__YOUR TASK__. Copy the records below exactly, leaving out every picture.

[GIVEN ENTRIES start]

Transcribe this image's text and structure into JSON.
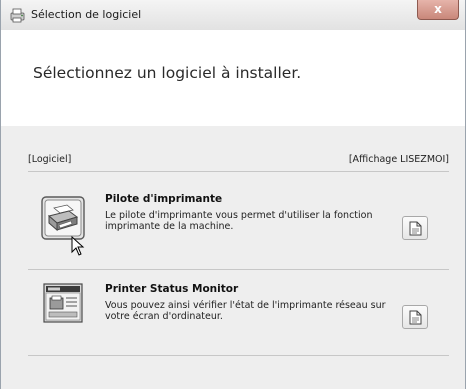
{
  "window": {
    "title": "Sélection de logiciel",
    "close_label": "x"
  },
  "header": {
    "headline": "Sélectionnez un logiciel à installer."
  },
  "content": {
    "left_label": "[Logiciel]",
    "right_label": "[Affichage LISEZMOI]",
    "entries": [
      {
        "title": "Pilote d'imprimante",
        "description": "Le pilote d'imprimante vous permet d'utiliser la fonction imprimante de la machine.",
        "icon": "printer-icon"
      },
      {
        "title": "Printer Status Monitor",
        "description": "Vous pouvez ainsi vérifier l'état de l'imprimante réseau sur votre écran d'ordinateur.",
        "icon": "status-monitor-icon"
      }
    ]
  },
  "colors": {
    "window_bg": "#eeeeee",
    "header_bg": "#ffffff",
    "close_button": "#c9877a"
  }
}
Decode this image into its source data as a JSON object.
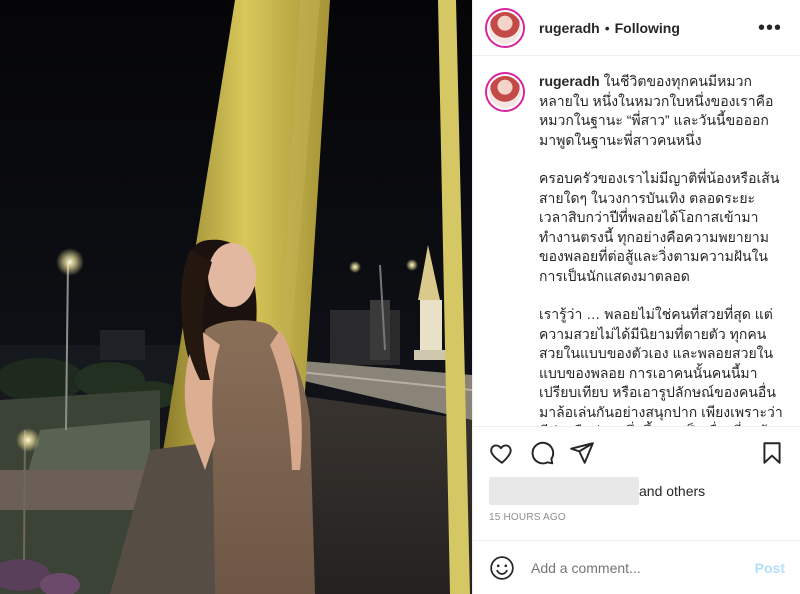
{
  "post": {
    "username": "rugeradh",
    "separator": "•",
    "follow_status": "Following",
    "more_label": "•••"
  },
  "caption": {
    "username": "rugeradh",
    "paragraphs": [
      "ในชีวิตของทุกคนมีหมวกหลายใบ หนึ่งในหมวกใบหนึ่งของเราคือหมวกในฐานะ “พี่สาว” และวันนี้ขอออกมาพูดในฐานะพี่สาวคนหนึ่ง",
      "ครอบครัวของเราไม่มีญาติพี่น้องหรือเส้นสายใดๆ ในวงการบันเทิง ตลอดระยะเวลาสิบกว่าปีที่พลอยได้โอกาสเข้ามาทำงานตรงนี้ ทุกอย่างคือความพยายามของพลอยที่ต่อสู้และวิ่งตามความฝันในการเป็นนักแสดงมาตลอด",
      "เรารู้ว่า … พลอยไม่ใช่คนที่สวยที่สุด แต่ความสวยไม่ได้มีนิยามที่ตายตัว ทุกคนสวยในแบบของตัวเอง และพลอยสวยในแบบของพลอย การเอาคนนั้นคนนี้มาเปรียบเทียบ หรือเอารูปลักษณ์ของคนอื่นมาล้อเล่นกันอย่างสนุกปาก เพียงเพราะว่ามีข่าวลือข่าวหนึ่งขึ้นมา เป็นเรื่องที่ถูกต้องเป็นธรรมแล้วเหรอ?"
    ]
  },
  "likes": {
    "others_label": "and others"
  },
  "timestamp": "15 HOURS AGO",
  "comment": {
    "placeholder": "Add a comment...",
    "post_label": "Post"
  },
  "icons": {
    "like": "heart-icon",
    "comment": "comment-icon",
    "share": "share-icon",
    "save": "bookmark-icon",
    "emoji": "emoji-icon",
    "more": "more-icon"
  },
  "colors": {
    "text": "#262626",
    "muted": "#8e8e8e",
    "post_disabled": "#b2dffc",
    "divider": "#efefef",
    "story_ring": "#d6249f"
  }
}
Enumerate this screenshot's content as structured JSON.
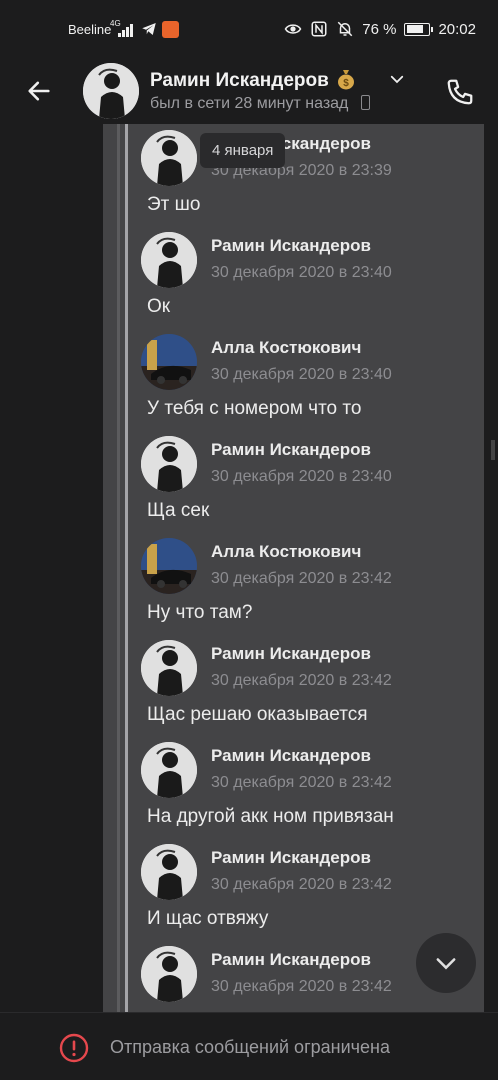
{
  "status_bar": {
    "carrier": "Beeline",
    "network": "4G",
    "battery": "76 %",
    "battery_level": 0.76,
    "time": "20:02"
  },
  "header": {
    "contact_name": "Рамин Искандеров",
    "status": "был в сети 28 минут назад"
  },
  "date_chip": "4 января",
  "messages": [
    {
      "sender": "Рамин Искандеров",
      "time": "30 декабря 2020 в 23:39",
      "text": "Эт шо",
      "avatar": "ramin"
    },
    {
      "sender": "Рамин Искандеров",
      "time": "30 декабря 2020 в 23:40",
      "text": "Ок",
      "avatar": "ramin"
    },
    {
      "sender": "Алла Костюкович",
      "time": "30 декабря 2020 в 23:40",
      "text": "У тебя с номером что то",
      "avatar": "alla"
    },
    {
      "sender": "Рамин Искандеров",
      "time": "30 декабря 2020 в 23:40",
      "text": "Ща сек",
      "avatar": "ramin"
    },
    {
      "sender": "Алла Костюкович",
      "time": "30 декабря 2020 в 23:42",
      "text": "Ну что там?",
      "avatar": "alla"
    },
    {
      "sender": "Рамин Искандеров",
      "time": "30 декабря 2020 в 23:42",
      "text": "Щас решаю оказывается",
      "avatar": "ramin"
    },
    {
      "sender": "Рамин Искандеров",
      "time": "30 декабря 2020 в 23:42",
      "text": "На другой акк ном привязан",
      "avatar": "ramin"
    },
    {
      "sender": "Рамин Искандеров",
      "time": "30 декабря 2020 в 23:42",
      "text": "И щас отвяжу",
      "avatar": "ramin"
    },
    {
      "sender": "Рамин Искандеров",
      "time": "30 декабря 2020 в 23:42",
      "text": "",
      "avatar": "ramin"
    }
  ],
  "bottom_bar": {
    "text": "Отправка сообщений ограничена"
  },
  "colors": {
    "background": "#1c1c1d",
    "panel": "#444446",
    "accent_line": "#a4a4a8",
    "warning": "#e5484d"
  }
}
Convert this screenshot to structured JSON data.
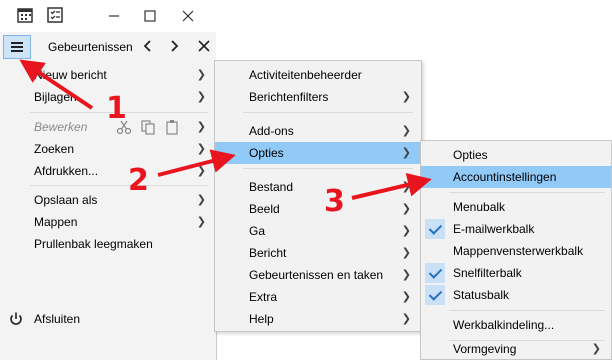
{
  "toolbar": {
    "tab_label": "Gebeurtenissen"
  },
  "main_menu": {
    "items": [
      {
        "label": "Nieuw bericht"
      },
      {
        "label": "Bijlagen"
      },
      {
        "label": "Bewerken"
      },
      {
        "label": "Zoeken"
      },
      {
        "label": "Afdrukken..."
      },
      {
        "label": "Opslaan als"
      },
      {
        "label": "Mappen"
      },
      {
        "label": "Prullenbak leegmaken"
      },
      {
        "label": "Afsluiten"
      }
    ]
  },
  "submenu1": {
    "items": [
      {
        "label": "Activiteitenbeheerder"
      },
      {
        "label": "Berichtenfilters"
      },
      {
        "label": "Add-ons"
      },
      {
        "label": "Opties"
      },
      {
        "label": "Bestand"
      },
      {
        "label": "Beeld"
      },
      {
        "label": "Ga"
      },
      {
        "label": "Bericht"
      },
      {
        "label": "Gebeurtenissen en taken"
      },
      {
        "label": "Extra"
      },
      {
        "label": "Help"
      }
    ]
  },
  "submenu2": {
    "items": [
      {
        "label": "Opties"
      },
      {
        "label": "Accountinstellingen"
      },
      {
        "label": "Menubalk"
      },
      {
        "label": "E-mailwerkbalk"
      },
      {
        "label": "Mappenvensterwerkbalk"
      },
      {
        "label": "Snelfilterbalk"
      },
      {
        "label": "Statusbalk"
      },
      {
        "label": "Werkbalkindeling..."
      },
      {
        "label": "Vormgeving"
      }
    ]
  },
  "annotations": {
    "one": "1",
    "two": "2",
    "three": "3"
  },
  "colors": {
    "highlight": "#91c9f7",
    "annotation": "#e8141e",
    "check": "#2a6fc4"
  }
}
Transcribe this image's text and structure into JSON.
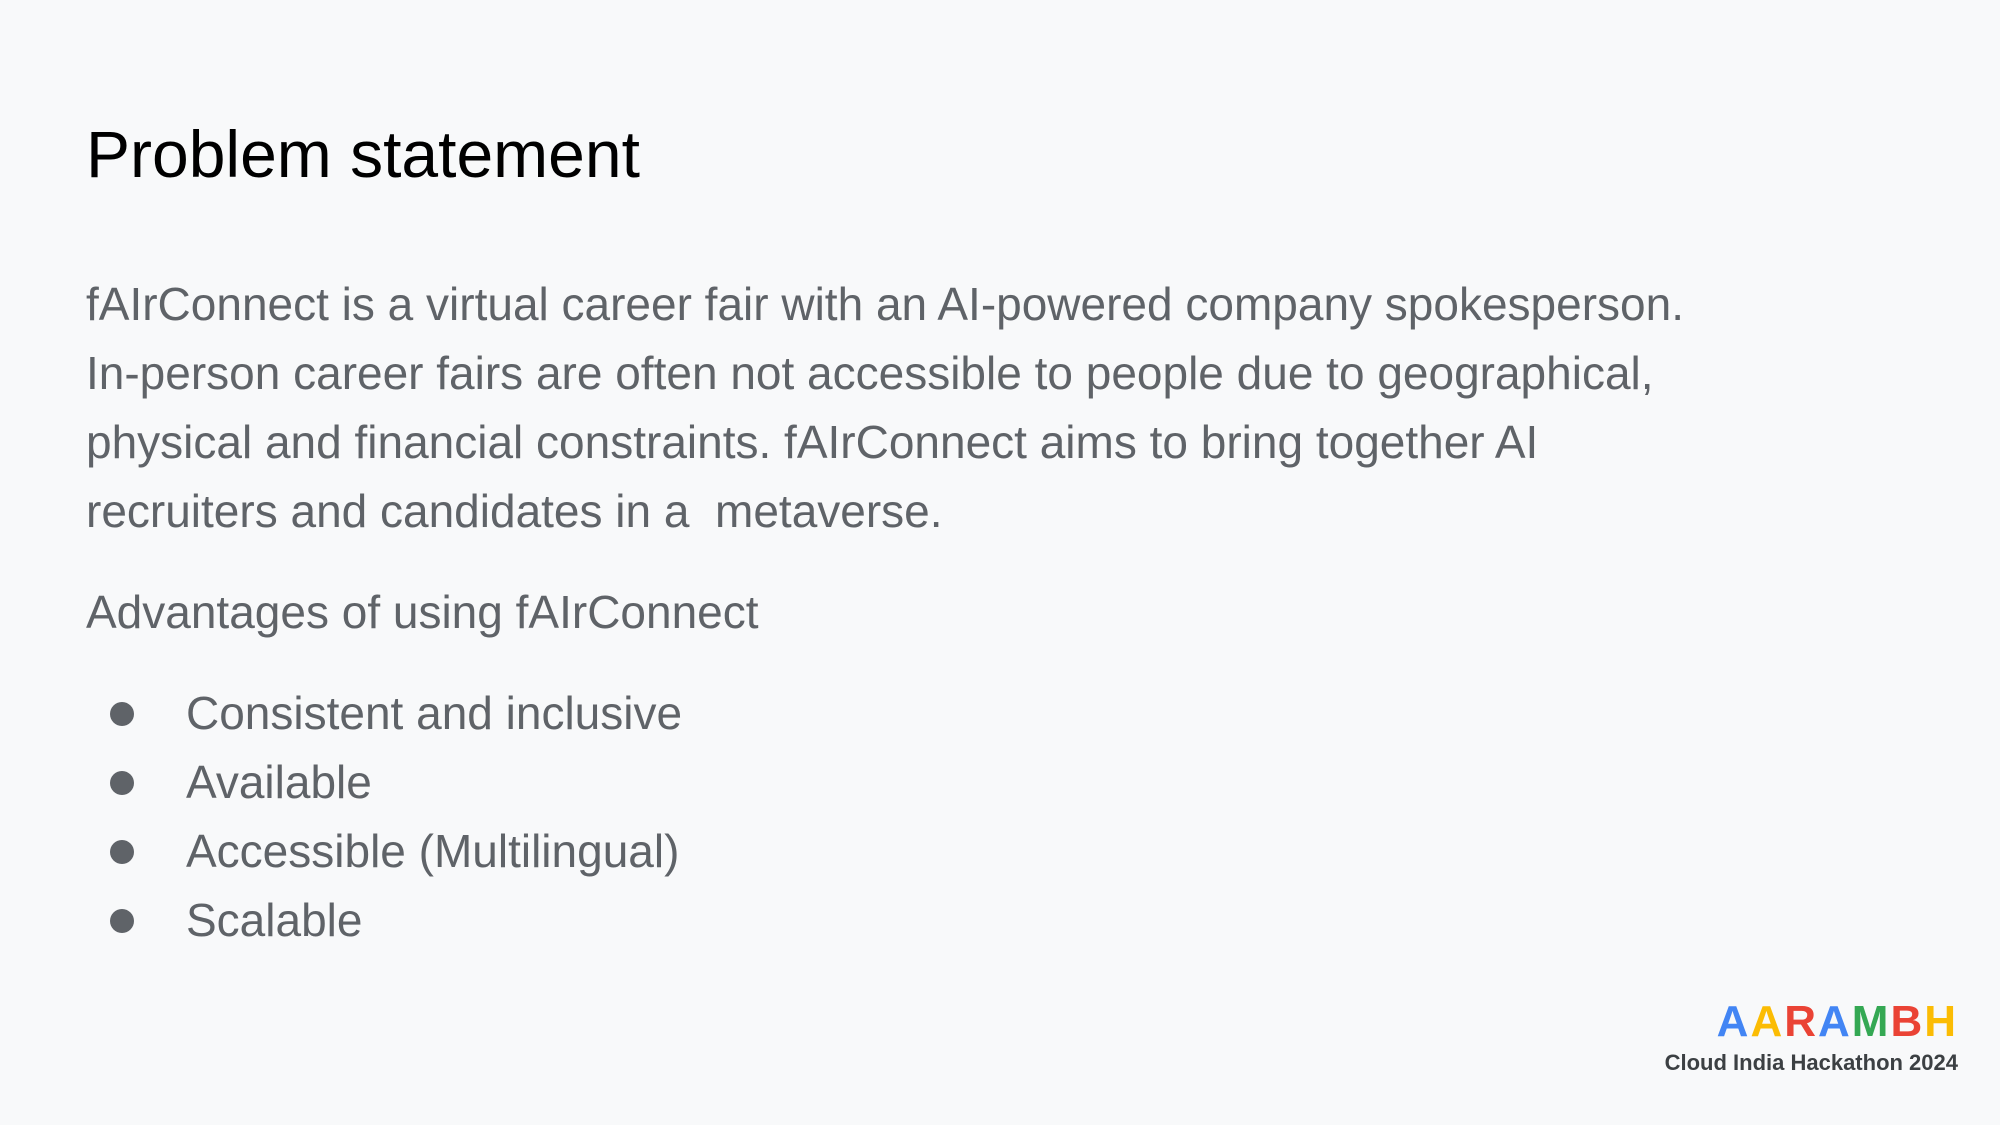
{
  "slide": {
    "title": "Problem statement",
    "paragraph_lines": [
      "fAIrConnect is a virtual career fair with an AI-powered company spokesperson.",
      "In-person career fairs are often not accessible to people due to geographical,",
      "physical and financial constraints. fAIrConnect aims to bring together AI",
      "recruiters and candidates in a  metaverse."
    ],
    "advantages_heading": "Advantages of using fAIrConnect",
    "advantages": [
      "Consistent and inclusive",
      "Available",
      "Accessible (Multilingual)",
      "Scalable"
    ]
  },
  "logo": {
    "letters": [
      "A",
      "A",
      "R",
      "A",
      "M",
      "B",
      "H"
    ],
    "letter_colors": [
      "#4285f4",
      "#fbbc04",
      "#ea4335",
      "#4285f4",
      "#34a853",
      "#ea4335",
      "#fbbc04"
    ],
    "subtitle": "Cloud India Hackathon 2024"
  },
  "colors": {
    "background": "#f8f9fa",
    "title": "#000000",
    "body_text": "#5f6368"
  }
}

[GIVEN ENTRIES end]

__ANSWER TO THE PROBLEM__.
Transcribe this image's text and structure into JSON.
{
  "window": {
    "title": "Sélection de logiciel",
    "close_label": "x"
  },
  "header": {
    "headline": "Sélectionnez un logiciel à installer."
  },
  "content": {
    "left_label": "[Logiciel]",
    "right_label": "[Affichage LISEZMOI]",
    "entries": [
      {
        "title": "Pilote d'imprimante",
        "description": "Le pilote d'imprimante vous permet d'utiliser la fonction imprimante de la machine.",
        "icon": "printer-icon"
      },
      {
        "title": "Printer Status Monitor",
        "description": "Vous pouvez ainsi vérifier l'état de l'imprimante réseau sur votre écran d'ordinateur.",
        "icon": "status-monitor-icon"
      }
    ]
  },
  "colors": {
    "window_bg": "#eeeeee",
    "header_bg": "#ffffff",
    "close_button": "#c9877a"
  }
}
Decode this image into its source data as a JSON object.
{
  "post": {
    "username": "rugeradh",
    "separator": "•",
    "follow_status": "Following",
    "more_label": "•••"
  },
  "caption": {
    "username": "rugeradh",
    "paragraphs": [
      "ในชีวิตของทุกคนมีหมวกหลายใบ หนึ่งในหมวกใบหนึ่งของเราคือหมวกในฐานะ “พี่สาว” และวันนี้ขอออกมาพูดในฐานะพี่สาวคนหนึ่ง",
      "ครอบครัวของเราไม่มีญาติพี่น้องหรือเส้นสายใดๆ ในวงการบันเทิง ตลอดระยะเวลาสิบกว่าปีที่พลอยได้โอกาสเข้ามาทำงานตรงนี้ ทุกอย่างคือความพยายามของพลอยที่ต่อสู้และวิ่งตามความฝันในการเป็นนักแสดงมาตลอด",
      "เรารู้ว่า … พลอยไม่ใช่คนที่สวยที่สุด แต่ความสวยไม่ได้มีนิยามที่ตายตัว ทุกคนสวยในแบบของตัวเอง และพลอยสวยในแบบของพลอย การเอาคนนั้นคนนี้มาเปรียบเทียบ หรือเอารูปลักษณ์ของคนอื่นมาล้อเล่นกันอย่างสนุกปาก เพียงเพราะว่ามีข่าวลือข่าวหนึ่งขึ้นมา เป็นเรื่องที่ถูกต้องเป็นธรรมแล้วเหรอ?"
    ]
  },
  "likes": {
    "others_label": "and others"
  },
  "timestamp": "15 HOURS AGO",
  "comment": {
    "placeholder": "Add a comment...",
    "post_label": "Post"
  },
  "icons": {
    "like": "heart-icon",
    "comment": "comment-icon",
    "share": "share-icon",
    "save": "bookmark-icon",
    "emoji": "emoji-icon",
    "more": "more-icon"
  },
  "colors": {
    "text": "#262626",
    "muted": "#8e8e8e",
    "post_disabled": "#b2dffc",
    "divider": "#efefef",
    "story_ring": "#d6249f"
  }
}
Enumerate this screenshot's content as structured JSON.
{
  "status_bar": {
    "carrier": "Beeline",
    "network": "4G",
    "battery": "76 %",
    "battery_level": 0.76,
    "time": "20:02"
  },
  "header": {
    "contact_name": "Рамин Искандеров",
    "status": "был в сети 28 минут назад"
  },
  "date_chip": "4 января",
  "messages": [
    {
      "sender": "Рамин Искандеров",
      "time": "30 декабря 2020 в 23:39",
      "text": "Эт шо",
      "avatar": "ramin"
    },
    {
      "sender": "Рамин Искандеров",
      "time": "30 декабря 2020 в 23:40",
      "text": "Ок",
      "avatar": "ramin"
    },
    {
      "sender": "Алла Костюкович",
      "time": "30 декабря 2020 в 23:40",
      "text": "У тебя с номером что то",
      "avatar": "alla"
    },
    {
      "sender": "Рамин Искандеров",
      "time": "30 декабря 2020 в 23:40",
      "text": "Ща сек",
      "avatar": "ramin"
    },
    {
      "sender": "Алла Костюкович",
      "time": "30 декабря 2020 в 23:42",
      "text": "Ну что там?",
      "avatar": "alla"
    },
    {
      "sender": "Рамин Искандеров",
      "time": "30 декабря 2020 в 23:42",
      "text": "Щас решаю оказывается",
      "avatar": "ramin"
    },
    {
      "sender": "Рамин Искандеров",
      "time": "30 декабря 2020 в 23:42",
      "text": "На другой акк ном привязан",
      "avatar": "ramin"
    },
    {
      "sender": "Рамин Искандеров",
      "time": "30 декабря 2020 в 23:42",
      "text": "И щас отвяжу",
      "avatar": "ramin"
    },
    {
      "sender": "Рамин Искандеров",
      "time": "30 декабря 2020 в 23:42",
      "text": "",
      "avatar": "ramin"
    }
  ],
  "bottom_bar": {
    "text": "Отправка сообщений ограничена"
  },
  "colors": {
    "background": "#1c1c1d",
    "panel": "#444446",
    "accent_line": "#a4a4a8",
    "warning": "#e5484d"
  }
}
Convert this screenshot to structured JSON data.
{
  "toolbar": {
    "tab_label": "Gebeurtenissen"
  },
  "main_menu": {
    "items": [
      {
        "label": "Nieuw bericht"
      },
      {
        "label": "Bijlagen"
      },
      {
        "label": "Bewerken"
      },
      {
        "label": "Zoeken"
      },
      {
        "label": "Afdrukken..."
      },
      {
        "label": "Opslaan als"
      },
      {
        "label": "Mappen"
      },
      {
        "label": "Prullenbak leegmaken"
      },
      {
        "label": "Afsluiten"
      }
    ]
  },
  "submenu1": {
    "items": [
      {
        "label": "Activiteitenbeheerder"
      },
      {
        "label": "Berichtenfilters"
      },
      {
        "label": "Add-ons"
      },
      {
        "label": "Opties"
      },
      {
        "label": "Bestand"
      },
      {
        "label": "Beeld"
      },
      {
        "label": "Ga"
      },
      {
        "label": "Bericht"
      },
      {
        "label": "Gebeurtenissen en taken"
      },
      {
        "label": "Extra"
      },
      {
        "label": "Help"
      }
    ]
  },
  "submenu2": {
    "items": [
      {
        "label": "Opties"
      },
      {
        "label": "Accountinstellingen"
      },
      {
        "label": "Menubalk"
      },
      {
        "label": "E-mailwerkbalk"
      },
      {
        "label": "Mappenvensterwerkbalk"
      },
      {
        "label": "Snelfilterbalk"
      },
      {
        "label": "Statusbalk"
      },
      {
        "label": "Werkbalkindeling..."
      },
      {
        "label": "Vormgeving"
      }
    ]
  },
  "annotations": {
    "one": "1",
    "two": "2",
    "three": "3"
  },
  "colors": {
    "highlight": "#91c9f7",
    "annotation": "#e8141e",
    "check": "#2a6fc4"
  }
}
Transcribe this image's text and structure into JSON.
{
  "slide": {
    "title": "Problem statement",
    "paragraph_lines": [
      "fAIrConnect is a virtual career fair with an AI-powered company spokesperson.",
      "In-person career fairs are often not accessible to people due to geographical,",
      "physical and financial constraints. fAIrConnect aims to bring together AI",
      "recruiters and candidates in a  metaverse."
    ],
    "advantages_heading": "Advantages of using fAIrConnect",
    "advantages": [
      "Consistent and inclusive",
      "Available",
      "Accessible (Multilingual)",
      "Scalable"
    ]
  },
  "logo": {
    "letters": [
      "A",
      "A",
      "R",
      "A",
      "M",
      "B",
      "H"
    ],
    "letter_colors": [
      "#4285f4",
      "#fbbc04",
      "#ea4335",
      "#4285f4",
      "#34a853",
      "#ea4335",
      "#fbbc04"
    ],
    "subtitle": "Cloud India Hackathon 2024"
  },
  "colors": {
    "background": "#f8f9fa",
    "title": "#000000",
    "body_text": "#5f6368"
  }
}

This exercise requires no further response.